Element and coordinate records

+ + + + + + +

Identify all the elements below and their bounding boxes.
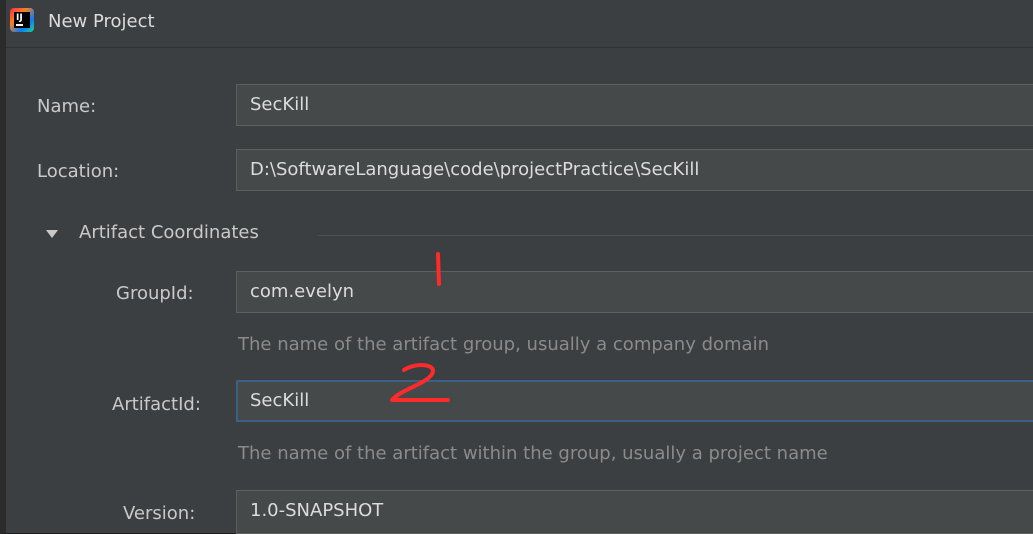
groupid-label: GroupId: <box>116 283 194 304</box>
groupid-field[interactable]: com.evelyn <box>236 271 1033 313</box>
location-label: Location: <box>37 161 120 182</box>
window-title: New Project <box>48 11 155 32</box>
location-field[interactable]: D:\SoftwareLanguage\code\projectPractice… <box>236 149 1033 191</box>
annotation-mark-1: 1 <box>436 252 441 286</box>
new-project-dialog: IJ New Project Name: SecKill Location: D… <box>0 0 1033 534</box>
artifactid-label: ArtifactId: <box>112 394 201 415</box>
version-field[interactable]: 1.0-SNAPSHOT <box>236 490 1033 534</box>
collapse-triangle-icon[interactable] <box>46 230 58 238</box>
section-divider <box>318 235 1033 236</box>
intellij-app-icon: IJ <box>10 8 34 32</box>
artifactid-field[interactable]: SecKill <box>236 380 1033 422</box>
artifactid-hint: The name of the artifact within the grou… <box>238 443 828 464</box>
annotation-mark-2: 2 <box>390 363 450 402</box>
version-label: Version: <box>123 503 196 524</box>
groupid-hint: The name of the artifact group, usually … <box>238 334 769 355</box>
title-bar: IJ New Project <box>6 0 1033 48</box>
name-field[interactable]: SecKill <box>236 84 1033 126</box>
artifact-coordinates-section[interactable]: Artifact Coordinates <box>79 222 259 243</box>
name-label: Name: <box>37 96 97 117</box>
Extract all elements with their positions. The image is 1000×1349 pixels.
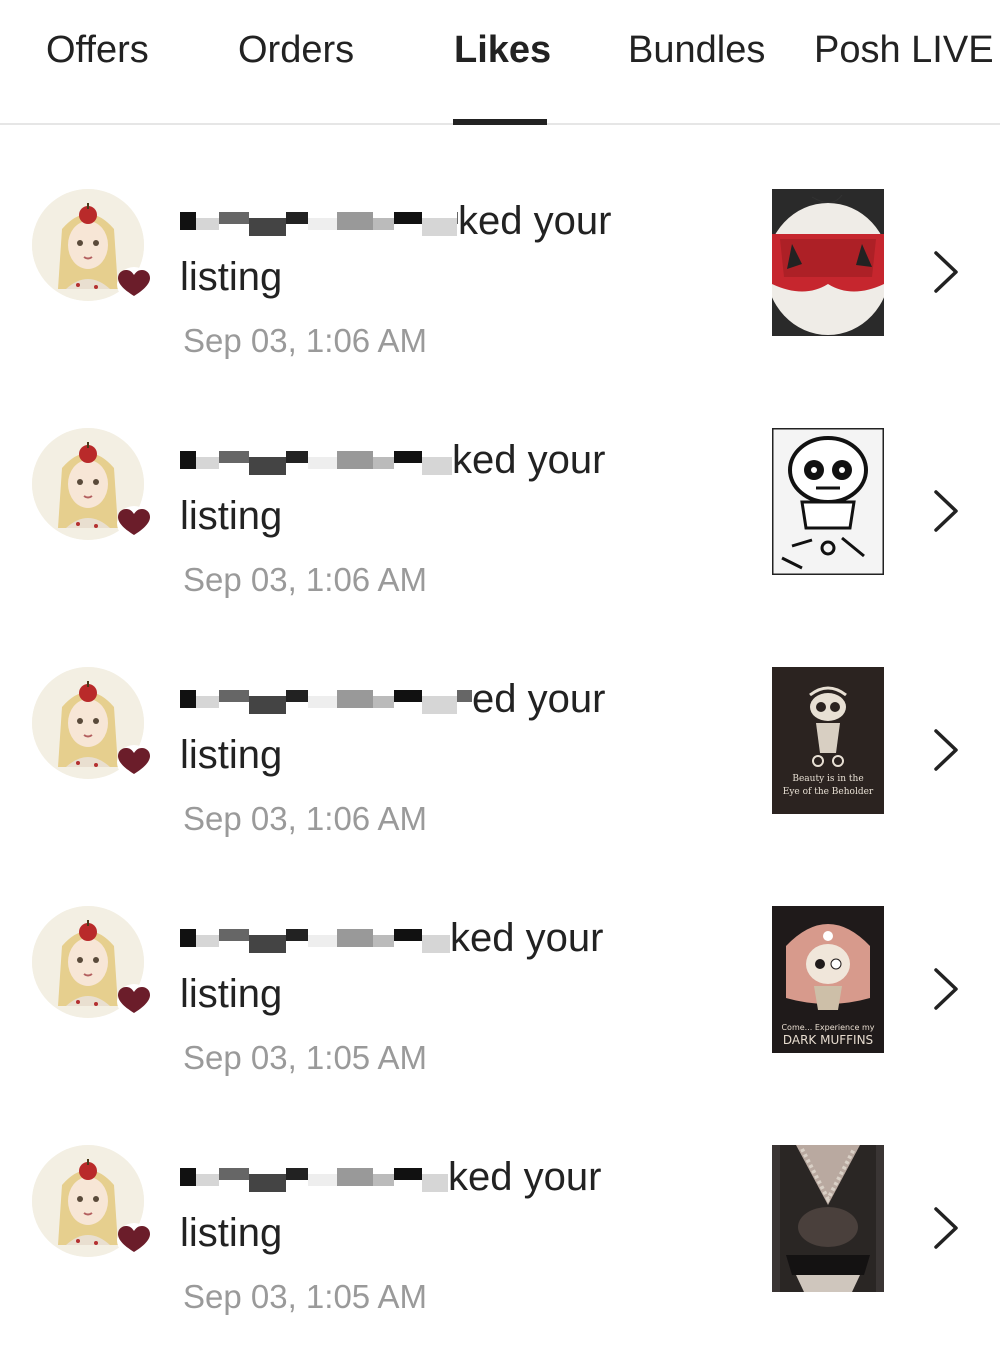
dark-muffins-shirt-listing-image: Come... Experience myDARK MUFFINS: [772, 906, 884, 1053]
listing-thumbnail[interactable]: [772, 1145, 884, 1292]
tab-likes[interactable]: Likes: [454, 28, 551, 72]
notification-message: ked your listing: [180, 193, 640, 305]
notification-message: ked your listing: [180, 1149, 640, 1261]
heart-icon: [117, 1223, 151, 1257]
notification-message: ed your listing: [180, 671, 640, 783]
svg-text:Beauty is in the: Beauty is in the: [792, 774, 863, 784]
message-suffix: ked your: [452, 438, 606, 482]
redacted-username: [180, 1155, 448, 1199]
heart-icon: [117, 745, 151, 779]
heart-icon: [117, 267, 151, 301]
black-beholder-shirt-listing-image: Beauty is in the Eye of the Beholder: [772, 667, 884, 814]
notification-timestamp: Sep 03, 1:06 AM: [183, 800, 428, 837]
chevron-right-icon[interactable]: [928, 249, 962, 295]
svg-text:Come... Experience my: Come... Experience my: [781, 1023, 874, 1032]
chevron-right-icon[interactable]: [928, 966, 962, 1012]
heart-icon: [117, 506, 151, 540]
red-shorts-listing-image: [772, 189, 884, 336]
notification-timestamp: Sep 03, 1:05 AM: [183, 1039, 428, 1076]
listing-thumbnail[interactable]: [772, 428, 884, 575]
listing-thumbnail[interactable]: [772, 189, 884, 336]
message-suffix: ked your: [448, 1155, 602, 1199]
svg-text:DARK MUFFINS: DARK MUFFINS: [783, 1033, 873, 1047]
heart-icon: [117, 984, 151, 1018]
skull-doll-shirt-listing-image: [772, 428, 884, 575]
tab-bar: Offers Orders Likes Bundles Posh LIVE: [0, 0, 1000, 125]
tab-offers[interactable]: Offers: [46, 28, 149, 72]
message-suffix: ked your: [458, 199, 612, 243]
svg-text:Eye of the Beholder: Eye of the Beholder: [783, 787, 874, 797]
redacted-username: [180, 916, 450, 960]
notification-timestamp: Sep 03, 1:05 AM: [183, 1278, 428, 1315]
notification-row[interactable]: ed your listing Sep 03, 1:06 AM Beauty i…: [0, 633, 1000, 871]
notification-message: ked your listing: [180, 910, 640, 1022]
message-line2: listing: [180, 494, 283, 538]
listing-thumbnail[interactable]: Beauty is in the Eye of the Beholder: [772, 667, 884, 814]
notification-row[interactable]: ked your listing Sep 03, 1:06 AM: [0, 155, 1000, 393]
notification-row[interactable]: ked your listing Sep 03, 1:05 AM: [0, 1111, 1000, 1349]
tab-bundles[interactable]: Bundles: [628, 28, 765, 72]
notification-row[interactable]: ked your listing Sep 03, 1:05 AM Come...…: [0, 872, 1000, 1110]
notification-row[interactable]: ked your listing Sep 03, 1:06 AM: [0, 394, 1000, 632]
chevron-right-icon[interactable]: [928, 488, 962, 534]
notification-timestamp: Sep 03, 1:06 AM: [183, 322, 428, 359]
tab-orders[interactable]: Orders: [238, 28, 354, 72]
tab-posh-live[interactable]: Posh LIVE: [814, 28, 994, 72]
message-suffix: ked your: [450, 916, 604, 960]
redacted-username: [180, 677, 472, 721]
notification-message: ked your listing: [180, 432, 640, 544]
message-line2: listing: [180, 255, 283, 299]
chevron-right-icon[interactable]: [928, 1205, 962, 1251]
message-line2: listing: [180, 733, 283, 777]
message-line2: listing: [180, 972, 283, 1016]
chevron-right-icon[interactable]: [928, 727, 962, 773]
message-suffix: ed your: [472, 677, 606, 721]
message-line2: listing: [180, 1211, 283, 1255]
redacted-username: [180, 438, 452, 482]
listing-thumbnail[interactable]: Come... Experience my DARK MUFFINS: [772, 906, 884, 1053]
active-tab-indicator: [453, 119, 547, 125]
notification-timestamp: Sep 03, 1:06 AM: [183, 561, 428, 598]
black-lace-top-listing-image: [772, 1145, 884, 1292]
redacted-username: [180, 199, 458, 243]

+ + + + + + +

#### REQUIREMENT
Retype every line of these entries word for word, leaving the pictures out of your answer.

#### TASK SOLUTION
Identify all the elements below and their bounding boxes.
groupid-label: GroupId: <box>116 283 194 304</box>
groupid-field[interactable]: com.evelyn <box>236 271 1033 313</box>
location-label: Location: <box>37 161 120 182</box>
window-title: New Project <box>48 11 155 32</box>
location-field[interactable]: D:\SoftwareLanguage\code\projectPractice… <box>236 149 1033 191</box>
annotation-mark-1: 1 <box>436 252 441 286</box>
new-project-dialog: IJ New Project Name: SecKill Location: D… <box>0 0 1033 534</box>
artifactid-label: ArtifactId: <box>112 394 201 415</box>
version-field[interactable]: 1.0-SNAPSHOT <box>236 490 1033 534</box>
collapse-triangle-icon[interactable] <box>46 230 58 238</box>
section-divider <box>318 235 1033 236</box>
intellij-app-icon: IJ <box>10 8 34 32</box>
artifactid-field[interactable]: SecKill <box>236 380 1033 422</box>
artifactid-hint: The name of the artifact within the grou… <box>238 443 828 464</box>
annotation-mark-2: 2 <box>390 363 450 402</box>
version-label: Version: <box>123 503 196 524</box>
groupid-hint: The name of the artifact group, usually … <box>238 334 769 355</box>
title-bar: IJ New Project <box>6 0 1033 48</box>
name-field[interactable]: SecKill <box>236 84 1033 126</box>
artifact-coordinates-section[interactable]: Artifact Coordinates <box>79 222 259 243</box>
name-label: Name: <box>37 96 97 117</box>
Extract all elements with their positions. The image is 1000×1349 pixels.
dark-muffins-shirt-listing-image: Come... Experience myDARK MUFFINS: [772, 906, 884, 1053]
listing-thumbnail[interactable]: [772, 1145, 884, 1292]
tab-likes[interactable]: Likes: [454, 28, 551, 72]
notification-message: ked your listing: [180, 193, 640, 305]
notification-message: ked your listing: [180, 1149, 640, 1261]
heart-icon: [117, 1223, 151, 1257]
notification-message: ed your listing: [180, 671, 640, 783]
svg-text:Beauty is in the: Beauty is in the: [792, 774, 863, 784]
message-suffix: ked your: [452, 438, 606, 482]
redacted-username: [180, 1155, 448, 1199]
heart-icon: [117, 745, 151, 779]
heart-icon: [117, 267, 151, 301]
black-beholder-shirt-listing-image: Beauty is in the Eye of the Beholder: [772, 667, 884, 814]
notification-timestamp: Sep 03, 1:06 AM: [183, 800, 428, 837]
chevron-right-icon[interactable]: [928, 249, 962, 295]
svg-text:Come... Experience my: Come... Experience my: [781, 1023, 874, 1032]
chevron-right-icon[interactable]: [928, 966, 962, 1012]
heart-icon: [117, 506, 151, 540]
red-shorts-listing-image: [772, 189, 884, 336]
notification-timestamp: Sep 03, 1:05 AM: [183, 1039, 428, 1076]
listing-thumbnail[interactable]: [772, 428, 884, 575]
listing-thumbnail[interactable]: [772, 189, 884, 336]
message-suffix: ked your: [448, 1155, 602, 1199]
svg-text:DARK MUFFINS: DARK MUFFINS: [783, 1033, 873, 1047]
heart-icon: [117, 984, 151, 1018]
skull-doll-shirt-listing-image: [772, 428, 884, 575]
tab-bar: Offers Orders Likes Bundles Posh LIVE: [0, 0, 1000, 125]
tab-offers[interactable]: Offers: [46, 28, 149, 72]
message-suffix: ked your: [458, 199, 612, 243]
svg-text:Eye of the Beholder: Eye of the Beholder: [783, 787, 874, 797]
redacted-username: [180, 916, 450, 960]
notification-timestamp: Sep 03, 1:05 AM: [183, 1278, 428, 1315]
notification-row[interactable]: ed your listing Sep 03, 1:06 AM Beauty i…: [0, 633, 1000, 871]
notification-message: ked your listing: [180, 910, 640, 1022]
message-line2: listing: [180, 494, 283, 538]
listing-thumbnail[interactable]: Beauty is in the Eye of the Beholder: [772, 667, 884, 814]
notification-row[interactable]: ked your listing Sep 03, 1:06 AM: [0, 155, 1000, 393]
notification-row[interactable]: ked your listing Sep 03, 1:05 AM: [0, 1111, 1000, 1349]
tab-bundles[interactable]: Bundles: [628, 28, 765, 72]
notification-row[interactable]: ked your listing Sep 03, 1:05 AM Come...…: [0, 872, 1000, 1110]
notification-row[interactable]: ked your listing Sep 03, 1:06 AM: [0, 394, 1000, 632]
chevron-right-icon[interactable]: [928, 488, 962, 534]
notification-timestamp: Sep 03, 1:06 AM: [183, 322, 428, 359]
tab-orders[interactable]: Orders: [238, 28, 354, 72]
tab-posh-live[interactable]: Posh LIVE: [814, 28, 994, 72]
message-suffix: ked your: [450, 916, 604, 960]
redacted-username: [180, 677, 472, 721]
notification-message: ked your listing: [180, 432, 640, 544]
message-line2: listing: [180, 255, 283, 299]
chevron-right-icon[interactable]: [928, 1205, 962, 1251]
message-line2: listing: [180, 733, 283, 777]
message-line2: listing: [180, 972, 283, 1016]
chevron-right-icon[interactable]: [928, 727, 962, 773]
message-suffix: ed your: [472, 677, 606, 721]
message-line2: listing: [180, 1211, 283, 1255]
redacted-username: [180, 438, 452, 482]
listing-thumbnail[interactable]: Come... Experience my DARK MUFFINS: [772, 906, 884, 1053]
active-tab-indicator: [453, 119, 547, 125]
notification-timestamp: Sep 03, 1:06 AM: [183, 561, 428, 598]
black-lace-top-listing-image: [772, 1145, 884, 1292]
redacted-username: [180, 199, 458, 243]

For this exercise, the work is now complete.